Instructions to follow: Filter the listing and keep only the lines with the word "professor".

Listed entries:
========================================================================

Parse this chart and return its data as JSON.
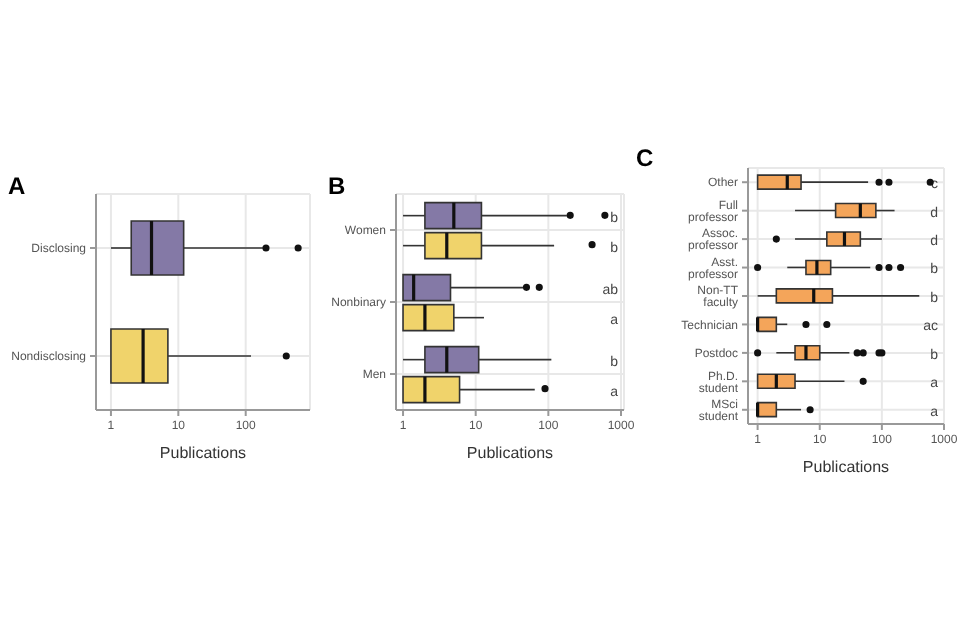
{
  "chart_data": [
    {
      "type": "box",
      "orientation": "horizontal",
      "title": "A",
      "xlabel": "Publications",
      "categories": [
        "Disclosing",
        "Nondisclosing"
      ],
      "colors": [
        "#8479a6",
        "#f0d36b"
      ],
      "log": "x",
      "xlim": [
        0.6,
        900
      ],
      "xticks": [
        1,
        10,
        100
      ],
      "grid": true,
      "boxes": [
        {
          "low": 1,
          "q1": 2,
          "median": 4,
          "q3": 12,
          "high": 180,
          "outliers": [
            200,
            600
          ]
        },
        {
          "low": 1,
          "q1": 1,
          "median": 3,
          "q3": 7,
          "high": 120,
          "outliers": [
            400
          ]
        }
      ]
    },
    {
      "type": "box",
      "orientation": "horizontal",
      "title": "B",
      "xlabel": "Publications",
      "categories": [
        "Women",
        "Nonbinary",
        "Men"
      ],
      "log": "x",
      "xlim": [
        0.8,
        1100
      ],
      "xticks": [
        1,
        10,
        100,
        1000
      ],
      "grid": true,
      "series": [
        {
          "color": "#8479a6",
          "boxes": [
            {
              "low": 1,
              "q1": 2,
              "median": 5,
              "q3": 12,
              "high": 180,
              "outliers": [
                200,
                600
              ]
            },
            {
              "low": 1,
              "q1": 1,
              "median": 1.4,
              "q3": 4.5,
              "high": 45,
              "outliers": [
                50,
                75
              ]
            },
            {
              "low": 1,
              "q1": 2,
              "median": 4,
              "q3": 11,
              "high": 110
            }
          ]
        },
        {
          "color": "#f0d36b",
          "boxes": [
            {
              "low": 1,
              "q1": 2,
              "median": 4,
              "q3": 12,
              "high": 120,
              "outliers": [
                400
              ]
            },
            {
              "low": 1,
              "q1": 1,
              "median": 2,
              "q3": 5,
              "high": 13
            },
            {
              "low": 1,
              "q1": 1,
              "median": 2,
              "q3": 6,
              "high": 65,
              "outliers": [
                90
              ]
            }
          ]
        }
      ],
      "annotations": [
        "b",
        "b",
        "ab",
        "a",
        "b",
        "a"
      ]
    },
    {
      "type": "box",
      "orientation": "horizontal",
      "title": "C",
      "xlabel": "Publications",
      "categories": [
        "Other",
        "Full professor",
        "Assoc. professor",
        "Asst. professor",
        "Non-TT faculty",
        "Technician",
        "Postdoc",
        "Ph.D. student",
        "MSci student"
      ],
      "log": "x",
      "xlim": [
        0.7,
        1000
      ],
      "xticks": [
        1,
        10,
        100,
        1000
      ],
      "grid": true,
      "series": [
        {
          "color": "#f4a55a",
          "boxes": [
            {
              "low": 1,
              "q1": 1,
              "median": 3,
              "q3": 5,
              "high": 60,
              "outliers": [
                90,
                130,
                600
              ]
            },
            {
              "low": 4,
              "q1": 18,
              "median": 45,
              "q3": 80,
              "high": 160
            },
            {
              "low": 4,
              "q1": 13,
              "median": 25,
              "q3": 45,
              "high": 100,
              "outliers": [
                2
              ]
            },
            {
              "low": 3,
              "q1": 6,
              "median": 9,
              "q3": 15,
              "high": 65,
              "outliers": [
                1,
                90,
                130,
                200
              ]
            },
            {
              "low": 1,
              "q1": 2,
              "median": 8,
              "q3": 16,
              "high": 400
            },
            {
              "low": 1,
              "q1": 1,
              "median": 1,
              "q3": 2,
              "high": 3,
              "outliers": [
                6,
                13
              ]
            },
            {
              "low": 2,
              "q1": 4,
              "median": 6,
              "q3": 10,
              "high": 30,
              "outliers": [
                1,
                40,
                50,
                90,
                100
              ]
            },
            {
              "low": 1,
              "q1": 1,
              "median": 2,
              "q3": 4,
              "high": 25,
              "outliers": [
                50
              ]
            },
            {
              "low": 1,
              "q1": 1,
              "median": 1,
              "q3": 2,
              "high": 5,
              "outliers": [
                7
              ]
            }
          ]
        }
      ],
      "annotations": [
        "c",
        "d",
        "d",
        "b",
        "b",
        "ac",
        "b",
        "a",
        "a"
      ]
    }
  ]
}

========================================================================

Response to this exercise:
        "Full professor",
        "Assoc. professor",
        "Asst. professor",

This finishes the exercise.